AIM: Gather up the lines with the word "Total" in them.

Figure record extracts
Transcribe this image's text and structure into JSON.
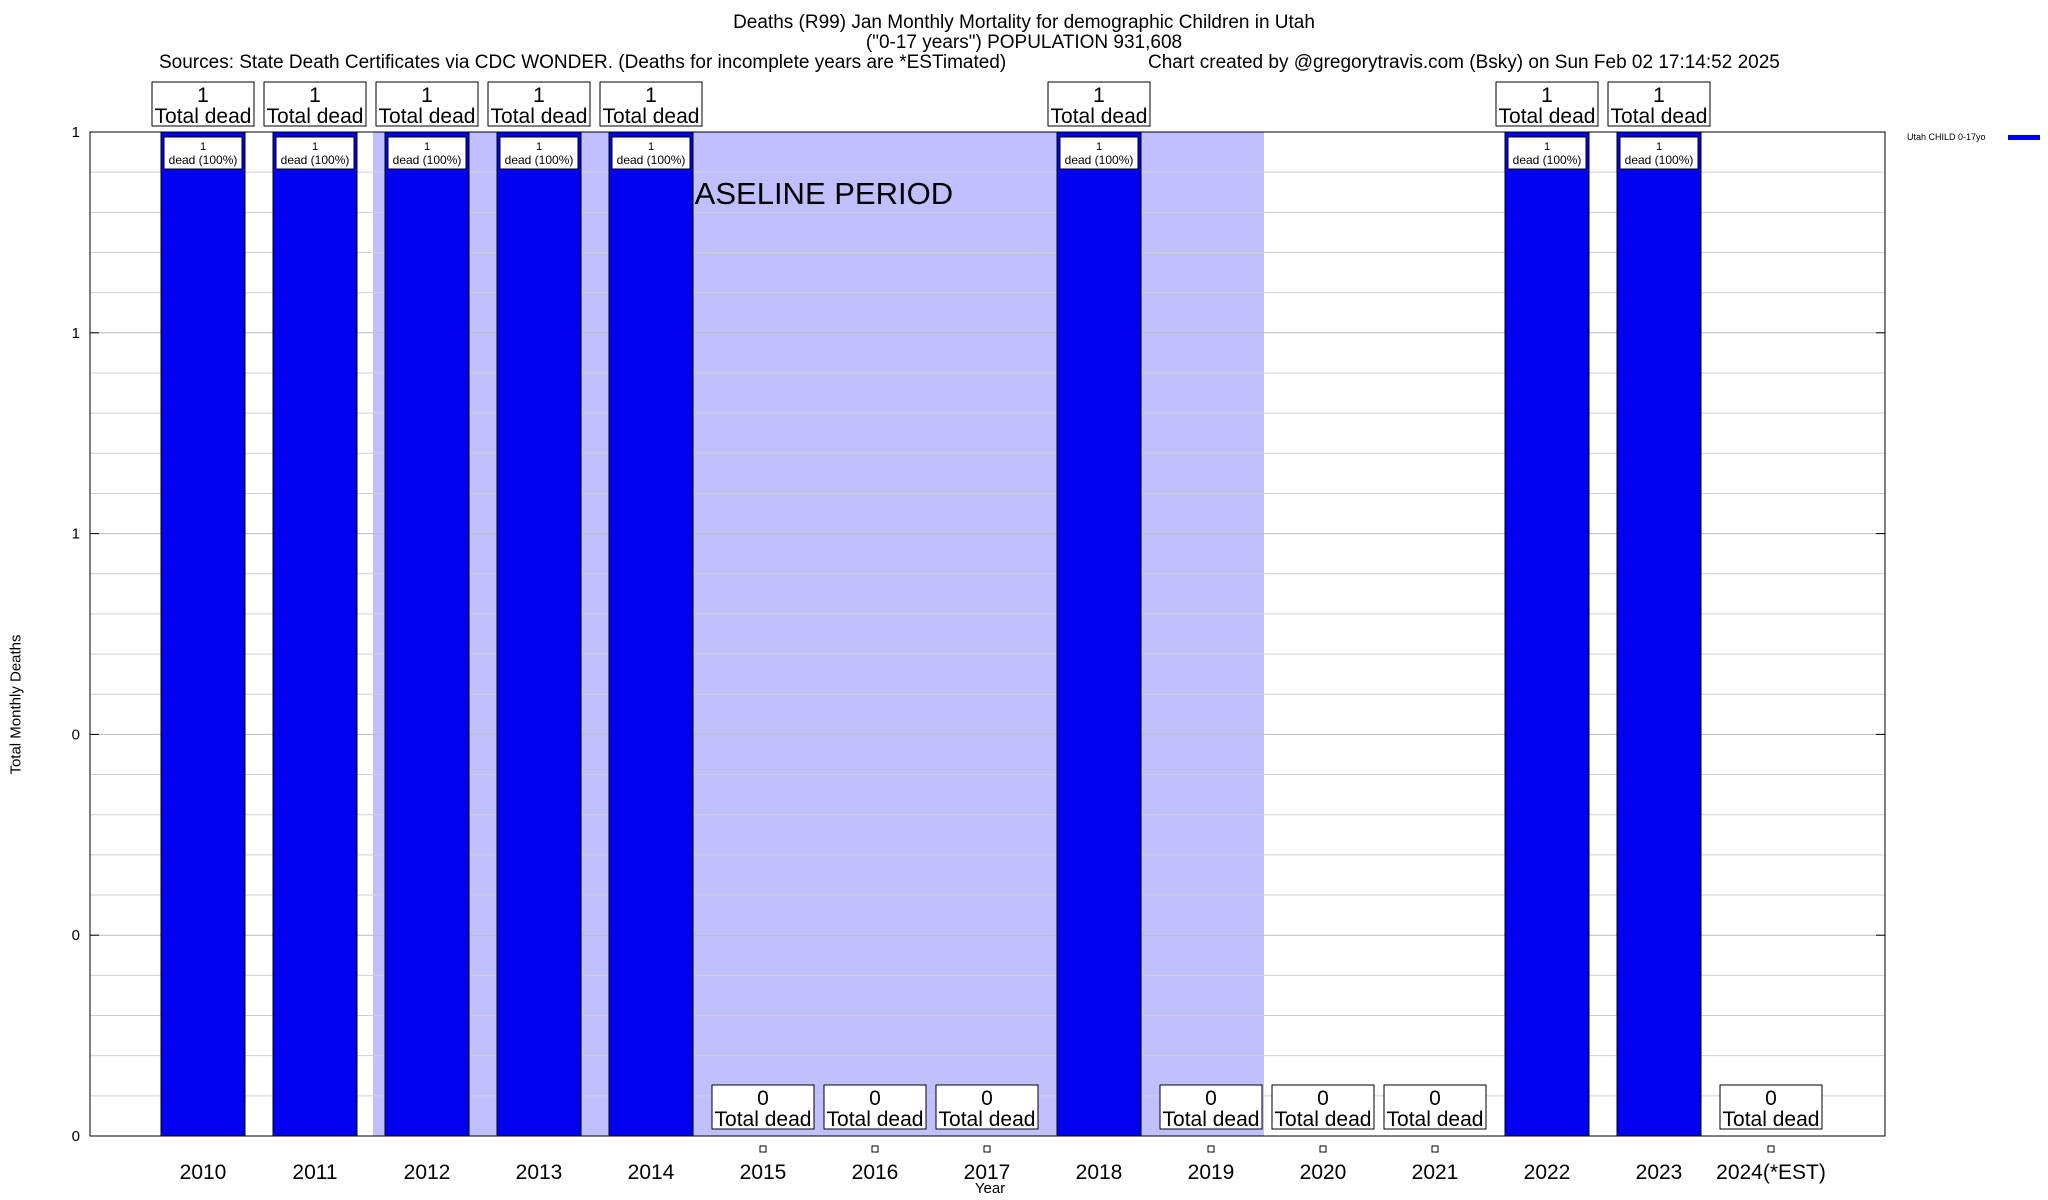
{
  "chart_data": {
    "type": "bar",
    "title": "Deaths (R99) Jan Monthly Mortality for demographic Children in Utah",
    "subtitle": "(\"0-17 years\") POPULATION 931,608",
    "sources": "Sources: State Death Certificates via CDC WONDER. (Deaths for incomplete years are *ESTimated)",
    "credit": "Chart created by @gregorytravis.com (Bsky) on Sun Feb 02 17:14:52 2025",
    "xlabel": "Year",
    "ylabel": "Total Monthly Deaths",
    "categories": [
      "2010",
      "2011",
      "2012",
      "2013",
      "2014",
      "2015",
      "2016",
      "2017",
      "2018",
      "2019",
      "2020",
      "2021",
      "2022",
      "2023",
      "2024(*EST)"
    ],
    "series": [
      {
        "name": "Utah CHILD 0-17yo",
        "color": "#0000ee",
        "values": [
          1,
          1,
          1,
          1,
          1,
          0,
          0,
          0,
          1,
          0,
          0,
          0,
          1,
          1,
          0
        ]
      }
    ],
    "ylim": [
      0,
      1
    ],
    "yticks": [
      {
        "value": 0,
        "label": "0"
      },
      {
        "value": 0.2,
        "label": "0"
      },
      {
        "value": 0.4,
        "label": "0"
      },
      {
        "value": 0.6,
        "label": "1"
      },
      {
        "value": 0.8,
        "label": "1"
      },
      {
        "value": 1.0,
        "label": "1"
      }
    ],
    "total_label_suffix": "Total dead",
    "inner_label": "dead (100%)",
    "baseline": {
      "label": "BASELINE PERIOD",
      "color": "#c0c0ff",
      "from": "2012",
      "to": "2019"
    },
    "grid": true,
    "legend_position": "top-right"
  }
}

RESULT FOR THIS TASK:
    "ylabel": "Total Monthly Deaths",
    "total_label_suffix": "Total dead",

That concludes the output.